## PROBLEM REQUIREMENTS
Transcribe the records that follow. Keep every word exactly, and drop the pictures.
### ROWS ###
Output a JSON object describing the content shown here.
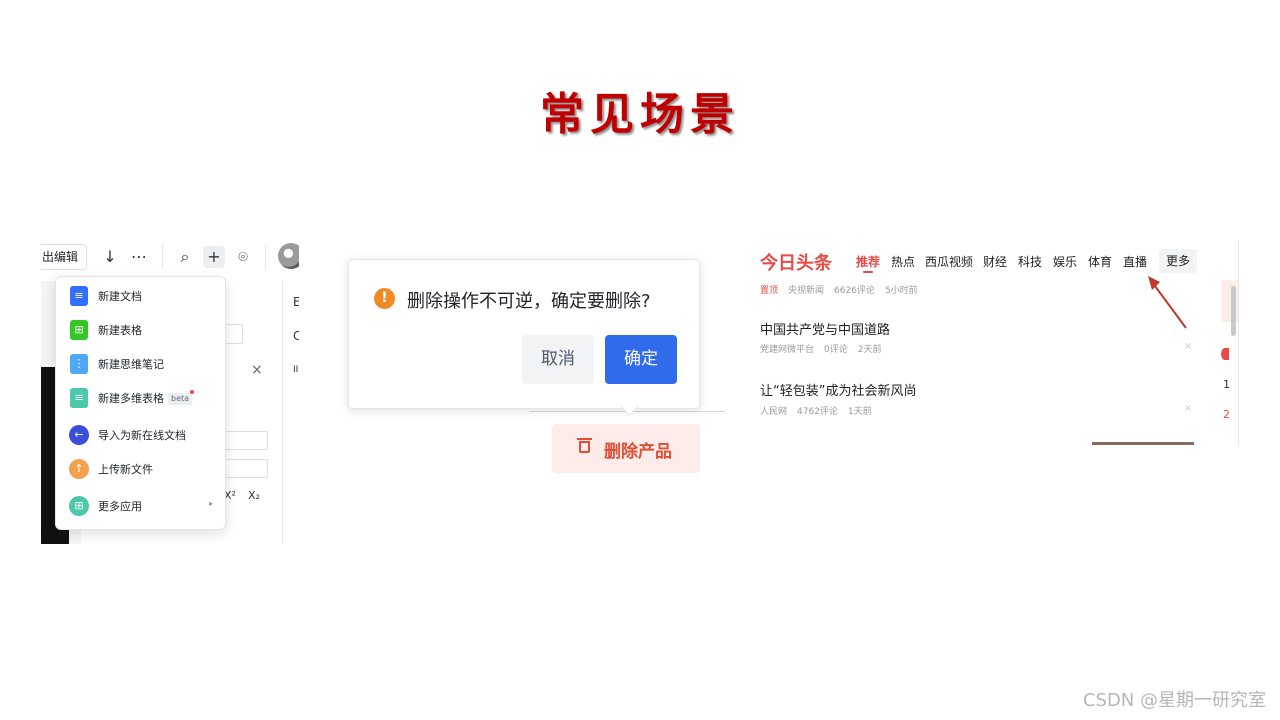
{
  "slide": {
    "title": "常见场景",
    "watermark": "CSDN @星期一研究室"
  },
  "doc_editor": {
    "toolbar": {
      "exit_edit_label": "出编辑",
      "download_icon": "↓",
      "more_icon": "⋯",
      "search_icon": "⌕",
      "add_icon": "+",
      "idea_icon": "⌾"
    },
    "side_letters": [
      "E",
      "C",
      "II"
    ],
    "close_glyph": "×",
    "superscript": "X²",
    "subscript": "X₂",
    "menu": [
      {
        "label": "新建文档",
        "icon": "doc-icon",
        "color": "#3370ff",
        "glyph": "≡"
      },
      {
        "label": "新建表格",
        "icon": "sheet-icon",
        "color": "#34c724",
        "glyph": "⊞"
      },
      {
        "label": "新建思维笔记",
        "icon": "mindnote-icon",
        "color": "#4fa8f5",
        "glyph": "⋮"
      },
      {
        "label": "新建多维表格",
        "icon": "bitable-icon",
        "color": "#4cc9a8",
        "glyph": "≡",
        "badge": "beta"
      },
      {
        "label": "导入为新在线文档",
        "icon": "import-icon",
        "color": "#3a4fd8",
        "glyph": "←"
      },
      {
        "label": "上传新文件",
        "icon": "upload-icon",
        "color": "#f5a04d",
        "glyph": "↑"
      },
      {
        "label": "更多应用",
        "icon": "apps-icon",
        "color": "#4cc9a8",
        "glyph": "⊞",
        "chevron": "▸"
      }
    ]
  },
  "popconfirm": {
    "warn_glyph": "!",
    "message": "删除操作不可逆，确定要删除?",
    "cancel_label": "取消",
    "confirm_label": "确定",
    "delete_button_label": "删除产品",
    "colors": {
      "primary": "#2f6bea",
      "danger": "#e04e35",
      "warning": "#f08a24"
    }
  },
  "toutiao": {
    "logo": "今日头条",
    "nav": [
      "推荐",
      "热点",
      "西瓜视频",
      "财经",
      "科技",
      "娱乐",
      "体育",
      "直播"
    ],
    "more_label": "更多",
    "feed_top_meta": {
      "tag": "置顶",
      "source": "央视新闻",
      "comments": "6626评论",
      "time": "5小时前"
    },
    "articles": [
      {
        "title": "中国共产党与中国道路",
        "source": "党建网微平台",
        "comments": "0评论",
        "time": "2天前"
      },
      {
        "title": "让“轻包装”成为社会新风尚",
        "source": "人民网",
        "comments": "4762评论",
        "time": "1天前"
      }
    ],
    "close_glyph": "×",
    "right_glyphs": [
      "1",
      "2"
    ],
    "accent": "#e84b45"
  }
}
###
## EXPECTED ANSWER
Output a JSON object describing the content shown here.
{
  "slide": {
    "title": "常见场景",
    "watermark": "CSDN @星期一研究室"
  },
  "doc_editor": {
    "toolbar": {
      "exit_edit_label": "出编辑",
      "download_icon": "↓",
      "more_icon": "⋯",
      "search_icon": "⌕",
      "add_icon": "+",
      "idea_icon": "⌾"
    },
    "side_letters": [
      "E",
      "C",
      "II"
    ],
    "close_glyph": "×",
    "superscript": "X²",
    "subscript": "X₂",
    "menu": [
      {
        "label": "新建文档",
        "icon": "doc-icon",
        "color": "#3370ff",
        "glyph": "≡"
      },
      {
        "label": "新建表格",
        "icon": "sheet-icon",
        "color": "#34c724",
        "glyph": "⊞"
      },
      {
        "label": "新建思维笔记",
        "icon": "mindnote-icon",
        "color": "#4fa8f5",
        "glyph": "⋮"
      },
      {
        "label": "新建多维表格",
        "icon": "bitable-icon",
        "color": "#4cc9a8",
        "glyph": "≡",
        "badge": "beta"
      },
      {
        "label": "导入为新在线文档",
        "icon": "import-icon",
        "color": "#3a4fd8",
        "glyph": "←"
      },
      {
        "label": "上传新文件",
        "icon": "upload-icon",
        "color": "#f5a04d",
        "glyph": "↑"
      },
      {
        "label": "更多应用",
        "icon": "apps-icon",
        "color": "#4cc9a8",
        "glyph": "⊞",
        "chevron": "▸"
      }
    ]
  },
  "popconfirm": {
    "warn_glyph": "!",
    "message": "删除操作不可逆，确定要删除?",
    "cancel_label": "取消",
    "confirm_label": "确定",
    "delete_button_label": "删除产品",
    "colors": {
      "primary": "#2f6bea",
      "danger": "#e04e35",
      "warning": "#f08a24"
    }
  },
  "toutiao": {
    "logo": "今日头条",
    "nav": [
      "推荐",
      "热点",
      "西瓜视频",
      "财经",
      "科技",
      "娱乐",
      "体育",
      "直播"
    ],
    "more_label": "更多",
    "feed_top_meta": {
      "tag": "置顶",
      "source": "央视新闻",
      "comments": "6626评论",
      "time": "5小时前"
    },
    "articles": [
      {
        "title": "中国共产党与中国道路",
        "source": "党建网微平台",
        "comments": "0评论",
        "time": "2天前"
      },
      {
        "title": "让“轻包装”成为社会新风尚",
        "source": "人民网",
        "comments": "4762评论",
        "time": "1天前"
      }
    ],
    "close_glyph": "×",
    "right_glyphs": [
      "1",
      "2"
    ],
    "accent": "#e84b45"
  }
}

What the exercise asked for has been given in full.